- INPUT DATA
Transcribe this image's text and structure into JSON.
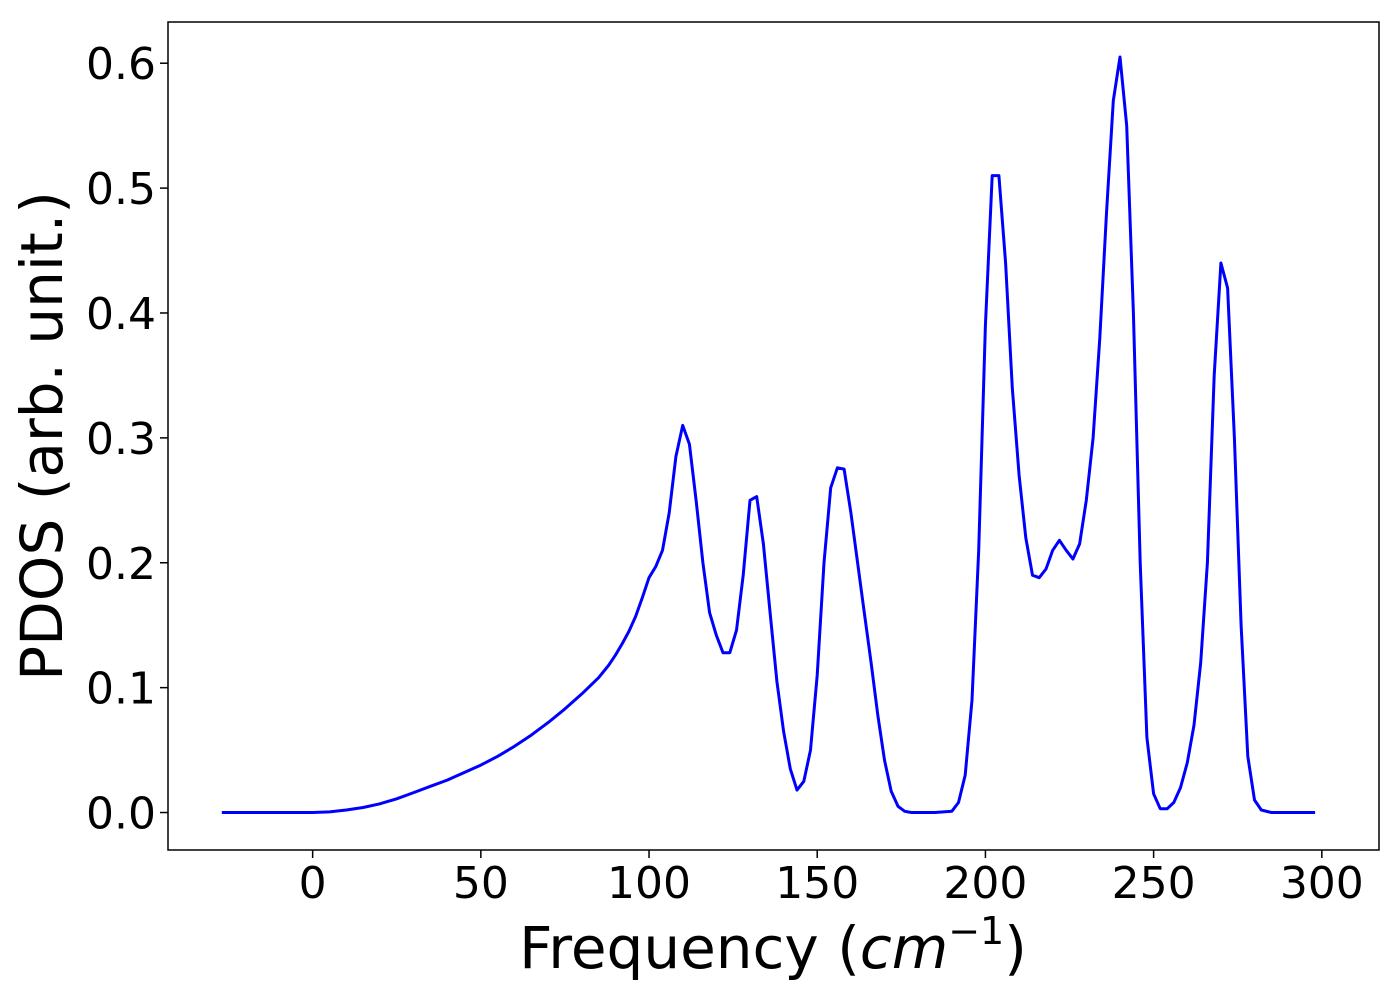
{
  "chart_data": {
    "type": "line",
    "xlabel": "Frequency ",
    "xlabel_math_base": "cm",
    "xlabel_math_sup": "−1",
    "ylabel": "PDOS (arb. unit.)",
    "xlim": [
      -43,
      317
    ],
    "ylim": [
      -0.03,
      0.633
    ],
    "xticks": [
      0,
      50,
      100,
      150,
      200,
      250,
      300
    ],
    "yticks": [
      0.0,
      0.1,
      0.2,
      0.3,
      0.4,
      0.5,
      0.6
    ],
    "xtick_labels": [
      "0",
      "50",
      "100",
      "150",
      "200",
      "250",
      "300"
    ],
    "ytick_labels": [
      "0.0",
      "0.1",
      "0.2",
      "0.3",
      "0.4",
      "0.5",
      "0.6"
    ],
    "grid": false,
    "series": [
      {
        "color": "#0000ff",
        "x": [
          -27,
          -10,
          0,
          5,
          10,
          15,
          20,
          25,
          30,
          35,
          40,
          45,
          50,
          55,
          60,
          65,
          70,
          75,
          80,
          85,
          88,
          90,
          92,
          94,
          96,
          98,
          100,
          102,
          104,
          106,
          108,
          110,
          112,
          114,
          116,
          118,
          120,
          122,
          124,
          126,
          128,
          130,
          132,
          134,
          136,
          138,
          140,
          142,
          144,
          146,
          148,
          150,
          152,
          154,
          156,
          158,
          160,
          162,
          164,
          166,
          168,
          170,
          172,
          174,
          176,
          178,
          180,
          185,
          190,
          192,
          194,
          196,
          198,
          200,
          202,
          204,
          206,
          208,
          210,
          212,
          214,
          216,
          218,
          220,
          222,
          224,
          226,
          228,
          230,
          232,
          234,
          236,
          238,
          240,
          242,
          244,
          246,
          248,
          250,
          252,
          254,
          256,
          258,
          260,
          262,
          264,
          266,
          268,
          270,
          272,
          274,
          276,
          278,
          280,
          282,
          285,
          290,
          298
        ],
        "y": [
          0.0,
          0.0,
          0.0,
          0.0005,
          0.002,
          0.004,
          0.007,
          0.011,
          0.016,
          0.021,
          0.026,
          0.032,
          0.038,
          0.045,
          0.053,
          0.062,
          0.072,
          0.083,
          0.095,
          0.108,
          0.118,
          0.126,
          0.135,
          0.145,
          0.157,
          0.172,
          0.188,
          0.197,
          0.21,
          0.24,
          0.285,
          0.31,
          0.295,
          0.25,
          0.2,
          0.16,
          0.142,
          0.128,
          0.128,
          0.146,
          0.19,
          0.25,
          0.253,
          0.215,
          0.16,
          0.105,
          0.065,
          0.035,
          0.018,
          0.025,
          0.05,
          0.11,
          0.2,
          0.26,
          0.276,
          0.275,
          0.24,
          0.2,
          0.16,
          0.12,
          0.078,
          0.042,
          0.017,
          0.005,
          0.001,
          0.0,
          0.0,
          0.0,
          0.001,
          0.008,
          0.03,
          0.09,
          0.21,
          0.39,
          0.51,
          0.51,
          0.44,
          0.34,
          0.27,
          0.22,
          0.19,
          0.188,
          0.195,
          0.21,
          0.218,
          0.21,
          0.203,
          0.215,
          0.25,
          0.3,
          0.38,
          0.48,
          0.57,
          0.605,
          0.55,
          0.4,
          0.2,
          0.06,
          0.015,
          0.003,
          0.003,
          0.008,
          0.02,
          0.04,
          0.07,
          0.12,
          0.2,
          0.35,
          0.44,
          0.42,
          0.3,
          0.15,
          0.045,
          0.01,
          0.002,
          0.0,
          0.0,
          0.0
        ]
      }
    ]
  }
}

- GIVEN EXERCISE
Retype all entries exactly as they appear, dropping the images.

- ANSWER TO THE EXERCISE
Transcribe this image's text and structure into JSON.
{
  "chart_data": {
    "type": "line",
    "xlabel": "Frequency ",
    "xlabel_math_base": "cm",
    "xlabel_math_sup": "−1",
    "ylabel": "PDOS (arb. unit.)",
    "xlim": [
      -43,
      317
    ],
    "ylim": [
      -0.03,
      0.633
    ],
    "xticks": [
      0,
      50,
      100,
      150,
      200,
      250,
      300
    ],
    "yticks": [
      0.0,
      0.1,
      0.2,
      0.3,
      0.4,
      0.5,
      0.6
    ],
    "xtick_labels": [
      "0",
      "50",
      "100",
      "150",
      "200",
      "250",
      "300"
    ],
    "ytick_labels": [
      "0.0",
      "0.1",
      "0.2",
      "0.3",
      "0.4",
      "0.5",
      "0.6"
    ],
    "grid": false,
    "series": [
      {
        "color": "#0000ff",
        "x": [
          -27,
          -10,
          0,
          5,
          10,
          15,
          20,
          25,
          30,
          35,
          40,
          45,
          50,
          55,
          60,
          65,
          70,
          75,
          80,
          85,
          88,
          90,
          92,
          94,
          96,
          98,
          100,
          102,
          104,
          106,
          108,
          110,
          112,
          114,
          116,
          118,
          120,
          122,
          124,
          126,
          128,
          130,
          132,
          134,
          136,
          138,
          140,
          142,
          144,
          146,
          148,
          150,
          152,
          154,
          156,
          158,
          160,
          162,
          164,
          166,
          168,
          170,
          172,
          174,
          176,
          178,
          180,
          185,
          190,
          192,
          194,
          196,
          198,
          200,
          202,
          204,
          206,
          208,
          210,
          212,
          214,
          216,
          218,
          220,
          222,
          224,
          226,
          228,
          230,
          232,
          234,
          236,
          238,
          240,
          242,
          244,
          246,
          248,
          250,
          252,
          254,
          256,
          258,
          260,
          262,
          264,
          266,
          268,
          270,
          272,
          274,
          276,
          278,
          280,
          282,
          285,
          290,
          298
        ],
        "y": [
          0.0,
          0.0,
          0.0,
          0.0005,
          0.002,
          0.004,
          0.007,
          0.011,
          0.016,
          0.021,
          0.026,
          0.032,
          0.038,
          0.045,
          0.053,
          0.062,
          0.072,
          0.083,
          0.095,
          0.108,
          0.118,
          0.126,
          0.135,
          0.145,
          0.157,
          0.172,
          0.188,
          0.197,
          0.21,
          0.24,
          0.285,
          0.31,
          0.295,
          0.25,
          0.2,
          0.16,
          0.142,
          0.128,
          0.128,
          0.146,
          0.19,
          0.25,
          0.253,
          0.215,
          0.16,
          0.105,
          0.065,
          0.035,
          0.018,
          0.025,
          0.05,
          0.11,
          0.2,
          0.26,
          0.276,
          0.275,
          0.24,
          0.2,
          0.16,
          0.12,
          0.078,
          0.042,
          0.017,
          0.005,
          0.001,
          0.0,
          0.0,
          0.0,
          0.001,
          0.008,
          0.03,
          0.09,
          0.21,
          0.39,
          0.51,
          0.51,
          0.44,
          0.34,
          0.27,
          0.22,
          0.19,
          0.188,
          0.195,
          0.21,
          0.218,
          0.21,
          0.203,
          0.215,
          0.25,
          0.3,
          0.38,
          0.48,
          0.57,
          0.605,
          0.55,
          0.4,
          0.2,
          0.06,
          0.015,
          0.003,
          0.003,
          0.008,
          0.02,
          0.04,
          0.07,
          0.12,
          0.2,
          0.35,
          0.44,
          0.42,
          0.3,
          0.15,
          0.045,
          0.01,
          0.002,
          0.0,
          0.0,
          0.0
        ]
      }
    ]
  }
}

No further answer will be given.